Task to complete - Repeat the full listing, word for word.
• • •
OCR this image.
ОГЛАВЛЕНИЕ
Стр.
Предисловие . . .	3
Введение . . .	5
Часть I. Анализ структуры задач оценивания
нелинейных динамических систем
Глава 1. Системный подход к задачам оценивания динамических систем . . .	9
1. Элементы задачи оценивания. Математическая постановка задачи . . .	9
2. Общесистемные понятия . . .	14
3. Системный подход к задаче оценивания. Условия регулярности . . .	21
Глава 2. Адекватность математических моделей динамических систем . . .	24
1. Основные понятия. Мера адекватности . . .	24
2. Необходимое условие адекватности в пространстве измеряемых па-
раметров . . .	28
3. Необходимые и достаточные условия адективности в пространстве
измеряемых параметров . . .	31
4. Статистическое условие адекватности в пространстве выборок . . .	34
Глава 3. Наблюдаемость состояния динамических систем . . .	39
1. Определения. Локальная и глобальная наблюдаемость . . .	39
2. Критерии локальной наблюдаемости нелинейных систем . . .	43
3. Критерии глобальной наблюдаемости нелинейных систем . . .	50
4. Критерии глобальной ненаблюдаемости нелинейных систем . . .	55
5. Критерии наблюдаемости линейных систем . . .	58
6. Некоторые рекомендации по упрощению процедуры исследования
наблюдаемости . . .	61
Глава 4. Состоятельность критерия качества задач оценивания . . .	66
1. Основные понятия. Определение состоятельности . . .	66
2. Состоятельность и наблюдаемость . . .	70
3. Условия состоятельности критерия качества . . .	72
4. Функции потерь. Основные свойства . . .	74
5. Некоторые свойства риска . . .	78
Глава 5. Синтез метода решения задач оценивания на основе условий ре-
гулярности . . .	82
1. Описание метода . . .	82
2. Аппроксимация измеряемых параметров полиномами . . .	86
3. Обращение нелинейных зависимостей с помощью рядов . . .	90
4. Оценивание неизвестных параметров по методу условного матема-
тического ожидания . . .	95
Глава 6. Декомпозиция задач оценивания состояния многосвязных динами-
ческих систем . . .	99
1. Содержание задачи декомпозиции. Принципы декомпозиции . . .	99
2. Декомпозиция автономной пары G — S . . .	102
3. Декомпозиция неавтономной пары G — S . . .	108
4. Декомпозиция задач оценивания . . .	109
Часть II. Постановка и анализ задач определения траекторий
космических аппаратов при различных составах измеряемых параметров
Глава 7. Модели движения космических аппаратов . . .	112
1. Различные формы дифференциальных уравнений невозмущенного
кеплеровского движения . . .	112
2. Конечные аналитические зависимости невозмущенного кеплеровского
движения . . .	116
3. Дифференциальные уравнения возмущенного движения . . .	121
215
• • •
Result -
OCR this image.
ОГЛАВЛЕНИЕ
Стр.
Предисловие . . .	3
Введение . . .	5
Часть I. Анализ структуры задач оценивания
нелинейных динамических систем
Глава 1. Системный подход к задачам оценивания динамических систем . . .	9
1. Элементы задачи оценивания. Математическая постановка задачи . . .	9
2. Общесистемные понятия . . .	14
3. Системный подход к задаче оценивания. Условия регулярности . . .	21
Глава 2. Адекватность математических моделей динамических систем . . .	24
1. Основные понятия. Мера адекватности . . .	24
2. Необходимое условие адекватности в пространстве измеряемых па-
раметров . . .	28
3. Необходимые и достаточные условия адективности в пространстве
измеряемых параметров . . .	31
4. Статистическое условие адекватности в пространстве выборок . . .	34
Глава 3. Наблюдаемость состояния динамических систем . . .	39
1. Определения. Локальная и глобальная наблюдаемость . . .	39
2. Критерии локальной наблюдаемости нелинейных систем . . .	43
3. Критерии глобальной наблюдаемости нелинейных систем . . .	50
4. Критерии глобальной ненаблюдаемости нелинейных систем . . .	55
5. Критерии наблюдаемости линейных систем . . .	58
6. Некоторые рекомендации по упрощению процедуры исследования
наблюдаемости . . .	61
Глава 4. Состоятельность критерия качества задач оценивания . . .	66
1. Основные понятия. Определение состоятельности . . .	66
2. Состоятельность и наблюдаемость . . .	70
3. Условия состоятельности критерия качества . . .	72
4. Функции потерь. Основные свойства . . .	74
5. Некоторые свойства риска . . .	78
Глава 5. Синтез метода решения задач оценивания на основе условий ре-
гулярности . . .	82
1. Описание метода . . .	82
2. Аппроксимация измеряемых параметров полиномами . . .	86
3. Обращение нелинейных зависимостей с помощью рядов . . .	90
4. Оценивание неизвестных параметров по методу условного матема-
тического ожидания . . .	95
Глава 6. Декомпозиция задач оценивания состояния многосвязных динами-
ческих систем . . .	99
1. Содержание задачи декомпозиции. Принципы декомпозиции . . .	99
2. Декомпозиция автономной пары G — S . . .	102
3. Декомпозиция неавтономной пары G — S . . .	108
4. Декомпозиция задач оценивания . . .	109
Часть II. Постановка и анализ задач определения траекторий
космических аппаратов при различных составах измеряемых параметров
Глава 7. Модели движения космических аппаратов . . .	112
1. Различные формы дифференциальных уравнений невозмущенного
кеплеровского движения . . .	112
2. Конечные аналитические зависимости невозмущенного кеплеровского
движения . . .	116
3. Дифференциальные уравнения возмущенного движения . . .	121
215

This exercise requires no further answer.